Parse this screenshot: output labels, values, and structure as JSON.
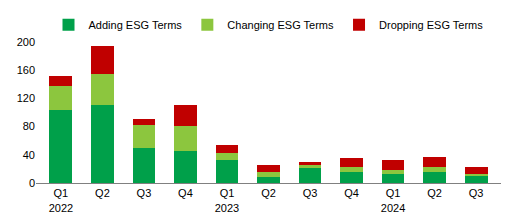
{
  "chart_data": {
    "type": "bar",
    "stacked": true,
    "categories": [
      "Q1\n2022",
      "Q2",
      "Q3",
      "Q4",
      "Q1\n2023",
      "Q2",
      "Q3",
      "Q4",
      "Q1\n2024",
      "Q2",
      "Q3"
    ],
    "series": [
      {
        "name": "Adding ESG Terms",
        "color": "#00a04a",
        "values": [
          104,
          110,
          49,
          46,
          33,
          9,
          21,
          15,
          13,
          16,
          10
        ]
      },
      {
        "name": "Changing ESG Terms",
        "color": "#8cc63e",
        "values": [
          33,
          45,
          33,
          35,
          9,
          7,
          5,
          8,
          5,
          6,
          3
        ]
      },
      {
        "name": "Dropping ESG Terms",
        "color": "#c00000",
        "values": [
          15,
          39,
          9,
          30,
          12,
          9,
          4,
          12,
          14,
          15,
          9
        ]
      }
    ],
    "ylim": [
      0,
      200
    ],
    "yticks": [
      0,
      40,
      80,
      120,
      160,
      200
    ],
    "grid": false,
    "legend": "top"
  }
}
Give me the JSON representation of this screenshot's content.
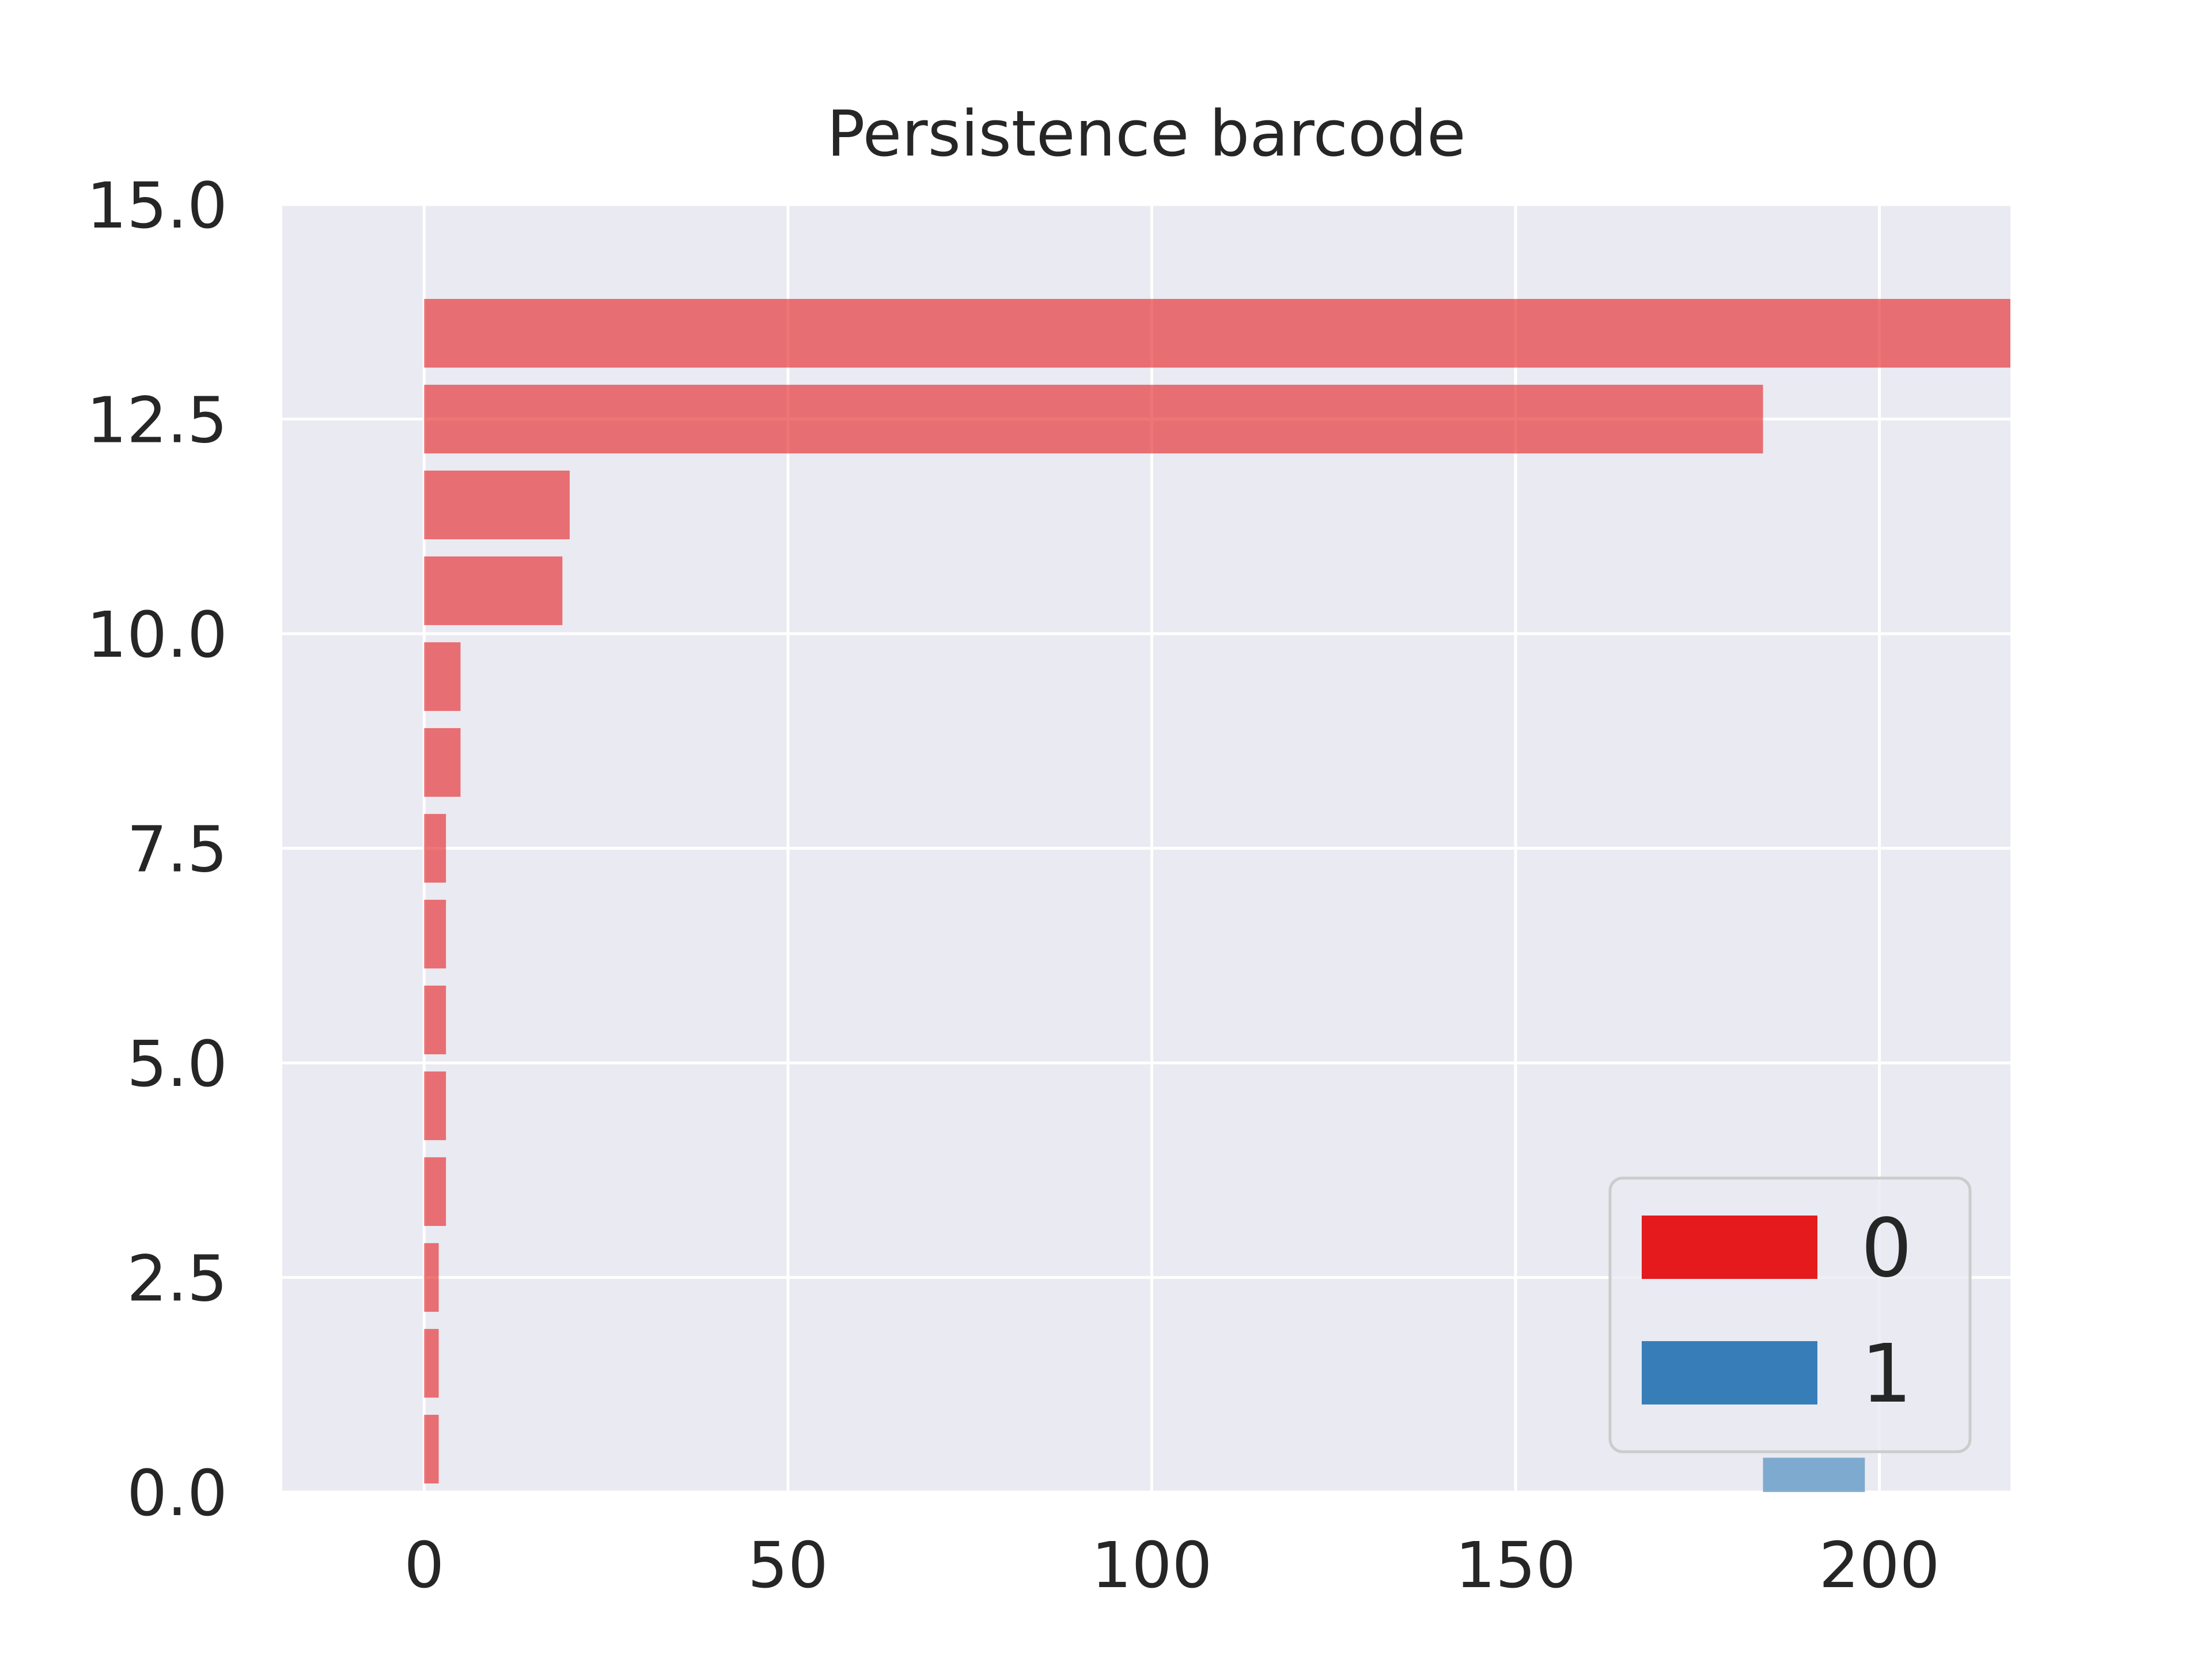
{
  "chart_data": {
    "type": "bar",
    "orientation": "horizontal",
    "title": "Persistence barcode",
    "xlabel": "",
    "ylabel": "",
    "xlim": [
      -19.5,
      218
    ],
    "ylim": [
      0,
      15
    ],
    "xticks": [
      0,
      50,
      100,
      150,
      200
    ],
    "xtick_labels": [
      "0",
      "50",
      "100",
      "150",
      "200"
    ],
    "yticks": [
      0,
      2.5,
      5,
      7.5,
      10,
      12.5,
      15
    ],
    "ytick_labels": [
      "0.0",
      "2.5",
      "5.0",
      "7.5",
      "10.0",
      "12.5",
      "15.0"
    ],
    "grid": true,
    "legend": {
      "placement": "lower-right",
      "entries": [
        "0",
        "1"
      ]
    },
    "colors": {
      "0": "#e41a1c",
      "1": "#377eb8",
      "background": "#eaeaf2",
      "grid": "#ffffff"
    },
    "bar_alpha": 0.6,
    "series": [
      {
        "name": "0",
        "bars": [
          {
            "y": 0.5,
            "start": 0,
            "end": 2
          },
          {
            "y": 1.5,
            "start": 0,
            "end": 2
          },
          {
            "y": 2.5,
            "start": 0,
            "end": 2
          },
          {
            "y": 3.5,
            "start": 0,
            "end": 3
          },
          {
            "y": 4.5,
            "start": 0,
            "end": 3
          },
          {
            "y": 5.5,
            "start": 0,
            "end": 3
          },
          {
            "y": 6.5,
            "start": 0,
            "end": 3
          },
          {
            "y": 7.5,
            "start": 0,
            "end": 3
          },
          {
            "y": 8.5,
            "start": 0,
            "end": 5
          },
          {
            "y": 9.5,
            "start": 0,
            "end": 5
          },
          {
            "y": 10.5,
            "start": 0,
            "end": 19
          },
          {
            "y": 11.5,
            "start": 0,
            "end": 20
          },
          {
            "y": 12.5,
            "start": 0,
            "end": 184
          },
          {
            "y": 13.5,
            "start": 0,
            "end": 218
          }
        ]
      },
      {
        "name": "1",
        "bars": [
          {
            "y": 0,
            "start": 184,
            "end": 198
          }
        ]
      }
    ]
  }
}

##############################

* Exercise brief *
Write out the listing word for word, omitting the pictures it holds.

* Solution for this exercise *
Parse this screenshot: output labels, values, and structure as JSON.
{
  "chart_data": {
    "type": "bar",
    "stacked": true,
    "categories": [
      "Q1\n2022",
      "Q2",
      "Q3",
      "Q4",
      "Q1\n2023",
      "Q2",
      "Q3",
      "Q4",
      "Q1\n2024",
      "Q2",
      "Q3"
    ],
    "series": [
      {
        "name": "Adding ESG Terms",
        "color": "#00a04a",
        "values": [
          104,
          110,
          49,
          46,
          33,
          9,
          21,
          15,
          13,
          16,
          10
        ]
      },
      {
        "name": "Changing ESG Terms",
        "color": "#8cc63e",
        "values": [
          33,
          45,
          33,
          35,
          9,
          7,
          5,
          8,
          5,
          6,
          3
        ]
      },
      {
        "name": "Dropping ESG Terms",
        "color": "#c00000",
        "values": [
          15,
          39,
          9,
          30,
          12,
          9,
          4,
          12,
          14,
          15,
          9
        ]
      }
    ],
    "ylim": [
      0,
      200
    ],
    "yticks": [
      0,
      40,
      80,
      120,
      160,
      200
    ],
    "grid": false,
    "legend": "top"
  }
}
Give me the JSON representation of this screenshot's content.
{
  "chart_data": {
    "type": "bar",
    "orientation": "horizontal",
    "title": "Persistence barcode",
    "xlabel": "",
    "ylabel": "",
    "xlim": [
      -19.5,
      218
    ],
    "ylim": [
      0,
      15
    ],
    "xticks": [
      0,
      50,
      100,
      150,
      200
    ],
    "xtick_labels": [
      "0",
      "50",
      "100",
      "150",
      "200"
    ],
    "yticks": [
      0,
      2.5,
      5,
      7.5,
      10,
      12.5,
      15
    ],
    "ytick_labels": [
      "0.0",
      "2.5",
      "5.0",
      "7.5",
      "10.0",
      "12.5",
      "15.0"
    ],
    "grid": true,
    "legend": {
      "placement": "lower-right",
      "entries": [
        "0",
        "1"
      ]
    },
    "colors": {
      "0": "#e41a1c",
      "1": "#377eb8",
      "background": "#eaeaf2",
      "grid": "#ffffff"
    },
    "bar_alpha": 0.6,
    "series": [
      {
        "name": "0",
        "bars": [
          {
            "y": 0.5,
            "start": 0,
            "end": 2
          },
          {
            "y": 1.5,
            "start": 0,
            "end": 2
          },
          {
            "y": 2.5,
            "start": 0,
            "end": 2
          },
          {
            "y": 3.5,
            "start": 0,
            "end": 3
          },
          {
            "y": 4.5,
            "start": 0,
            "end": 3
          },
          {
            "y": 5.5,
            "start": 0,
            "end": 3
          },
          {
            "y": 6.5,
            "start": 0,
            "end": 3
          },
          {
            "y": 7.5,
            "start": 0,
            "end": 3
          },
          {
            "y": 8.5,
            "start": 0,
            "end": 5
          },
          {
            "y": 9.5,
            "start": 0,
            "end": 5
          },
          {
            "y": 10.5,
            "start": 0,
            "end": 19
          },
          {
            "y": 11.5,
            "start": 0,
            "end": 20
          },
          {
            "y": 12.5,
            "start": 0,
            "end": 184
          },
          {
            "y": 13.5,
            "start": 0,
            "end": 218
          }
        ]
      },
      {
        "name": "1",
        "bars": [
          {
            "y": 0,
            "start": 184,
            "end": 198
          }
        ]
      }
    ]
  }
}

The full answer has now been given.